▶ **Problem description**
Return every record exactly as written.

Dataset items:

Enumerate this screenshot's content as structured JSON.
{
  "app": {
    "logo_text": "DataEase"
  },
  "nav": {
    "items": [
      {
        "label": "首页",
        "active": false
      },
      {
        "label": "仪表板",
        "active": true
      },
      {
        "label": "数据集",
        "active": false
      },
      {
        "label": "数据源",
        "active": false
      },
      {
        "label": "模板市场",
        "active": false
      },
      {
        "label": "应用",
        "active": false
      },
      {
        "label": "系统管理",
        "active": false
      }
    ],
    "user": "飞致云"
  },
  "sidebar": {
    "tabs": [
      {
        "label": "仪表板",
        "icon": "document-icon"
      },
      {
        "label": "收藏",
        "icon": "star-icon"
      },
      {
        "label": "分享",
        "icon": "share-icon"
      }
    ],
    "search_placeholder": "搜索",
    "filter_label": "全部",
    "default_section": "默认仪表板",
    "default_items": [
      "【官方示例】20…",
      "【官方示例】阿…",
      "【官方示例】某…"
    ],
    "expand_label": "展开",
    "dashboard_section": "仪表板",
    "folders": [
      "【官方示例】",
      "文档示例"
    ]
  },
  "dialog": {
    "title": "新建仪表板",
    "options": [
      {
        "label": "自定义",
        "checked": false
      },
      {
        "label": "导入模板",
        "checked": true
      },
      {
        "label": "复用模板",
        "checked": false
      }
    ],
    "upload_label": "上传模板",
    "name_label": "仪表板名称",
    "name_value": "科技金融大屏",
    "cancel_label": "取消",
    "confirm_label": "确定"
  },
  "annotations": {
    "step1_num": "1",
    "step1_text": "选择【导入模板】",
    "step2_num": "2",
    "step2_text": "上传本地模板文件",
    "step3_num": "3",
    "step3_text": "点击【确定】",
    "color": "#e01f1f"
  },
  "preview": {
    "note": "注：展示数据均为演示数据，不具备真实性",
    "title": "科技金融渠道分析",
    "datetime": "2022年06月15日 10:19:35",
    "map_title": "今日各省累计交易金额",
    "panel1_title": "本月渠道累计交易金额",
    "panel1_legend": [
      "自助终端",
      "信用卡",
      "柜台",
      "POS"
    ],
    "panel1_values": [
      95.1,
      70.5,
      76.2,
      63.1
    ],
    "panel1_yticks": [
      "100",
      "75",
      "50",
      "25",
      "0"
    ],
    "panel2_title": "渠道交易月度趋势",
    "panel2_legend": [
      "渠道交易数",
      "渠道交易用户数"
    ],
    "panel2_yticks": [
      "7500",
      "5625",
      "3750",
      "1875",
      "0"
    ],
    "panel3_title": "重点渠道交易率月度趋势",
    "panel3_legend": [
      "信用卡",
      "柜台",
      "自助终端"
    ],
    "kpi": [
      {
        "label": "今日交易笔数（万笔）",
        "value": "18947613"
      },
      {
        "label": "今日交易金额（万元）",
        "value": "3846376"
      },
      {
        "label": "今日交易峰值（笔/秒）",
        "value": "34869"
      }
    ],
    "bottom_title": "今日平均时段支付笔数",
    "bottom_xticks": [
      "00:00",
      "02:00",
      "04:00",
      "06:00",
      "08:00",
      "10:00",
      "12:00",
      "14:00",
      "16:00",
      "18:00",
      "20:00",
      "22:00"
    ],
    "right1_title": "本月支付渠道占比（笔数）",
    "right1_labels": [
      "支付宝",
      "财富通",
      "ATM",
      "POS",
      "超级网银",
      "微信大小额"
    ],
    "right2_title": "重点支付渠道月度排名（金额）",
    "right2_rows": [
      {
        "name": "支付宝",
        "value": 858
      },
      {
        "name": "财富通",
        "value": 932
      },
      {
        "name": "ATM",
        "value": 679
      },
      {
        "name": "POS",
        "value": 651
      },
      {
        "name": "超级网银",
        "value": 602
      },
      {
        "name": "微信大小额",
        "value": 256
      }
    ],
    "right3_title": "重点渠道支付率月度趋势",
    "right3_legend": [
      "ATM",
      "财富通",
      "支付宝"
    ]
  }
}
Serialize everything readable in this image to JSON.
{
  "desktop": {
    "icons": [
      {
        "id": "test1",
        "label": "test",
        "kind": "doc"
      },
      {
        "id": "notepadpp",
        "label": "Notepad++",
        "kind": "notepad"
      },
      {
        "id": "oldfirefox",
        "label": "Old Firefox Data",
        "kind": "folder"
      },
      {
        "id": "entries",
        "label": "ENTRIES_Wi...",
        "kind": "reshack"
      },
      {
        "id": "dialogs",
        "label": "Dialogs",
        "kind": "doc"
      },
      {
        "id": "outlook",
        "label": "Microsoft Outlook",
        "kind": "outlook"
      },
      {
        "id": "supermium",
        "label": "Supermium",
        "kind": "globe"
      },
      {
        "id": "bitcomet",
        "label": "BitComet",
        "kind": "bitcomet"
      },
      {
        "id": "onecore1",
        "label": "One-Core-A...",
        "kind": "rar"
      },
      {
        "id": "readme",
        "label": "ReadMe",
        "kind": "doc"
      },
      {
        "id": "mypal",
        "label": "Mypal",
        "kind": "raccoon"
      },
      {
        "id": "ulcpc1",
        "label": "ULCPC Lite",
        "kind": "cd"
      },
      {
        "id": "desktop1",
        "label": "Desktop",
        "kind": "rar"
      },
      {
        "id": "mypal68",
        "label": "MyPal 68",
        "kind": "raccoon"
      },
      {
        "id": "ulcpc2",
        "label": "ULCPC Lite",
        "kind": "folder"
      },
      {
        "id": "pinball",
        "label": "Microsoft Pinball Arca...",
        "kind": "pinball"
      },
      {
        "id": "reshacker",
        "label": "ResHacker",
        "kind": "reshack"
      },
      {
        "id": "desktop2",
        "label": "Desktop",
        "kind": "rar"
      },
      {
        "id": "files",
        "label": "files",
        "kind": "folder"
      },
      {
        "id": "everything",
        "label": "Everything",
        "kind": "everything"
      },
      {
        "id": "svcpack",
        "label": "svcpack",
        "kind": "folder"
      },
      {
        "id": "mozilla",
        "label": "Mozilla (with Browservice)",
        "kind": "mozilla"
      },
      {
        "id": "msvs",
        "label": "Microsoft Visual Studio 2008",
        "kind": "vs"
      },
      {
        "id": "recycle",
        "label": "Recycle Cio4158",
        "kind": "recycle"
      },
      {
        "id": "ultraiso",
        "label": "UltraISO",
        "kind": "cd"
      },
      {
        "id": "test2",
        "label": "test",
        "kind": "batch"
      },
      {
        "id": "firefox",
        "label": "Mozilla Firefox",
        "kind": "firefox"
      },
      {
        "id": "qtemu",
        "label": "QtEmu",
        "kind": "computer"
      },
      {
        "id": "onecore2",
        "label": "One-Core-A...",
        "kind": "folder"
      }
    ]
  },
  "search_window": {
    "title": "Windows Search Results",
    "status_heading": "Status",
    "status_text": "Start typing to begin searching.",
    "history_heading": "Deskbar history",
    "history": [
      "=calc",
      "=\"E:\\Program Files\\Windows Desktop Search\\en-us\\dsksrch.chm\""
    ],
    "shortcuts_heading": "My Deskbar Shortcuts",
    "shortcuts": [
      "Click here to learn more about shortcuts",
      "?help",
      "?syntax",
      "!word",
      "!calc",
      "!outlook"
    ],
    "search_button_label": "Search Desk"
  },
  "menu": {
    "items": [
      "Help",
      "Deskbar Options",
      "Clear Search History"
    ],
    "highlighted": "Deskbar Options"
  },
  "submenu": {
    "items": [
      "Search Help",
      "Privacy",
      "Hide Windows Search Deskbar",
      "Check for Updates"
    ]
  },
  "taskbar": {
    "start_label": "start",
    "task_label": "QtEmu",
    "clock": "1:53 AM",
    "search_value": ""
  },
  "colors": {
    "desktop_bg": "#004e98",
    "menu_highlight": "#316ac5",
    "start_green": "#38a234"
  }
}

▶ **Response to this exercise**
Enumerate this screenshot's content as structured JSON.
{
  "app": {
    "logo_text": "DataEase"
  },
  "nav": {
    "items": [
      {
        "label": "首页",
        "active": false
      },
      {
        "label": "仪表板",
        "active": true
      },
      {
        "label": "数据集",
        "active": false
      },
      {
        "label": "数据源",
        "active": false
      },
      {
        "label": "模板市场",
        "active": false
      },
      {
        "label": "应用",
        "active": false
      },
      {
        "label": "系统管理",
        "active": false
      }
    ],
    "user": "飞致云"
  },
  "sidebar": {
    "tabs": [
      {
        "label": "仪表板",
        "icon": "document-icon"
      },
      {
        "label": "收藏",
        "icon": "star-icon"
      },
      {
        "label": "分享",
        "icon": "share-icon"
      }
    ],
    "search_placeholder": "搜索",
    "filter_label": "全部",
    "default_section": "默认仪表板",
    "default_items": [
      "【官方示例】20…",
      "【官方示例】阿…",
      "【官方示例】某…"
    ],
    "expand_label": "展开",
    "dashboard_section": "仪表板",
    "folders": [
      "【官方示例】",
      "文档示例"
    ]
  },
  "dialog": {
    "title": "新建仪表板",
    "options": [
      {
        "label": "自定义",
        "checked": false
      },
      {
        "label": "导入模板",
        "checked": true
      },
      {
        "label": "复用模板",
        "checked": false
      }
    ],
    "upload_label": "上传模板",
    "name_label": "仪表板名称",
    "name_value": "科技金融大屏",
    "cancel_label": "取消",
    "confirm_label": "确定"
  },
  "annotations": {
    "step1_num": "1",
    "step1_text": "选择【导入模板】",
    "step2_num": "2",
    "step2_text": "上传本地模板文件",
    "step3_num": "3",
    "step3_text": "点击【确定】",
    "color": "#e01f1f"
  },
  "preview": {
    "note": "注：展示数据均为演示数据，不具备真实性",
    "title": "科技金融渠道分析",
    "datetime": "2022年06月15日 10:19:35",
    "map_title": "今日各省累计交易金额",
    "panel1_title": "本月渠道累计交易金额",
    "panel1_legend": [
      "自助终端",
      "信用卡",
      "柜台",
      "POS"
    ],
    "panel1_values": [
      95.1,
      70.5,
      76.2,
      63.1
    ],
    "panel1_yticks": [
      "100",
      "75",
      "50",
      "25",
      "0"
    ],
    "panel2_title": "渠道交易月度趋势",
    "panel2_legend": [
      "渠道交易数",
      "渠道交易用户数"
    ],
    "panel2_yticks": [
      "7500",
      "5625",
      "3750",
      "1875",
      "0"
    ],
    "panel3_title": "重点渠道交易率月度趋势",
    "panel3_legend": [
      "信用卡",
      "柜台",
      "自助终端"
    ],
    "kpi": [
      {
        "label": "今日交易笔数（万笔）",
        "value": "18947613"
      },
      {
        "label": "今日交易金额（万元）",
        "value": "3846376"
      },
      {
        "label": "今日交易峰值（笔/秒）",
        "value": "34869"
      }
    ],
    "bottom_title": "今日平均时段支付笔数",
    "bottom_xticks": [
      "00:00",
      "02:00",
      "04:00",
      "06:00",
      "08:00",
      "10:00",
      "12:00",
      "14:00",
      "16:00",
      "18:00",
      "20:00",
      "22:00"
    ],
    "right1_title": "本月支付渠道占比（笔数）",
    "right1_labels": [
      "支付宝",
      "财富通",
      "ATM",
      "POS",
      "超级网银",
      "微信大小额"
    ],
    "right2_title": "重点支付渠道月度排名（金额）",
    "right2_rows": [
      {
        "name": "支付宝",
        "value": 858
      },
      {
        "name": "财富通",
        "value": 932
      },
      {
        "name": "ATM",
        "value": 679
      },
      {
        "name": "POS",
        "value": 651
      },
      {
        "name": "超级网银",
        "value": 602
      },
      {
        "name": "微信大小额",
        "value": 256
      }
    ],
    "right3_title": "重点渠道支付率月度趋势",
    "right3_legend": [
      "ATM",
      "财富通",
      "支付宝"
    ]
  }
}
Serialize everything readable in this image to JSON.
{
  "desktop": {
    "icons": [
      {
        "id": "test1",
        "label": "test",
        "kind": "doc"
      },
      {
        "id": "notepadpp",
        "label": "Notepad++",
        "kind": "notepad"
      },
      {
        "id": "oldfirefox",
        "label": "Old Firefox Data",
        "kind": "folder"
      },
      {
        "id": "entries",
        "label": "ENTRIES_Wi...",
        "kind": "reshack"
      },
      {
        "id": "dialogs",
        "label": "Dialogs",
        "kind": "doc"
      },
      {
        "id": "outlook",
        "label": "Microsoft Outlook",
        "kind": "outlook"
      },
      {
        "id": "supermium",
        "label": "Supermium",
        "kind": "globe"
      },
      {
        "id": "bitcomet",
        "label": "BitComet",
        "kind": "bitcomet"
      },
      {
        "id": "onecore1",
        "label": "One-Core-A...",
        "kind": "rar"
      },
      {
        "id": "readme",
        "label": "ReadMe",
        "kind": "doc"
      },
      {
        "id": "mypal",
        "label": "Mypal",
        "kind": "raccoon"
      },
      {
        "id": "ulcpc1",
        "label": "ULCPC Lite",
        "kind": "cd"
      },
      {
        "id": "desktop1",
        "label": "Desktop",
        "kind": "rar"
      },
      {
        "id": "mypal68",
        "label": "MyPal 68",
        "kind": "raccoon"
      },
      {
        "id": "ulcpc2",
        "label": "ULCPC Lite",
        "kind": "folder"
      },
      {
        "id": "pinball",
        "label": "Microsoft Pinball Arca...",
        "kind": "pinball"
      },
      {
        "id": "reshacker",
        "label": "ResHacker",
        "kind": "reshack"
      },
      {
        "id": "desktop2",
        "label": "Desktop",
        "kind": "rar"
      },
      {
        "id": "files",
        "label": "files",
        "kind": "folder"
      },
      {
        "id": "everything",
        "label": "Everything",
        "kind": "everything"
      },
      {
        "id": "svcpack",
        "label": "svcpack",
        "kind": "folder"
      },
      {
        "id": "mozilla",
        "label": "Mozilla (with Browservice)",
        "kind": "mozilla"
      },
      {
        "id": "msvs",
        "label": "Microsoft Visual Studio 2008",
        "kind": "vs"
      },
      {
        "id": "recycle",
        "label": "Recycle Cio4158",
        "kind": "recycle"
      },
      {
        "id": "ultraiso",
        "label": "UltraISO",
        "kind": "cd"
      },
      {
        "id": "test2",
        "label": "test",
        "kind": "batch"
      },
      {
        "id": "firefox",
        "label": "Mozilla Firefox",
        "kind": "firefox"
      },
      {
        "id": "qtemu",
        "label": "QtEmu",
        "kind": "computer"
      },
      {
        "id": "onecore2",
        "label": "One-Core-A...",
        "kind": "folder"
      }
    ]
  },
  "search_window": {
    "title": "Windows Search Results",
    "status_heading": "Status",
    "status_text": "Start typing to begin searching.",
    "history_heading": "Deskbar history",
    "history": [
      "=calc",
      "=\"E:\\Program Files\\Windows Desktop Search\\en-us\\dsksrch.chm\""
    ],
    "shortcuts_heading": "My Deskbar Shortcuts",
    "shortcuts": [
      "Click here to learn more about shortcuts",
      "?help",
      "?syntax",
      "!word",
      "!calc",
      "!outlook"
    ],
    "search_button_label": "Search Desk"
  },
  "menu": {
    "items": [
      "Help",
      "Deskbar Options",
      "Clear Search History"
    ],
    "highlighted": "Deskbar Options"
  },
  "submenu": {
    "items": [
      "Search Help",
      "Privacy",
      "Hide Windows Search Deskbar",
      "Check for Updates"
    ]
  },
  "taskbar": {
    "start_label": "start",
    "task_label": "QtEmu",
    "clock": "1:53 AM",
    "search_value": ""
  },
  "colors": {
    "desktop_bg": "#004e98",
    "menu_highlight": "#316ac5",
    "start_green": "#38a234"
  }
}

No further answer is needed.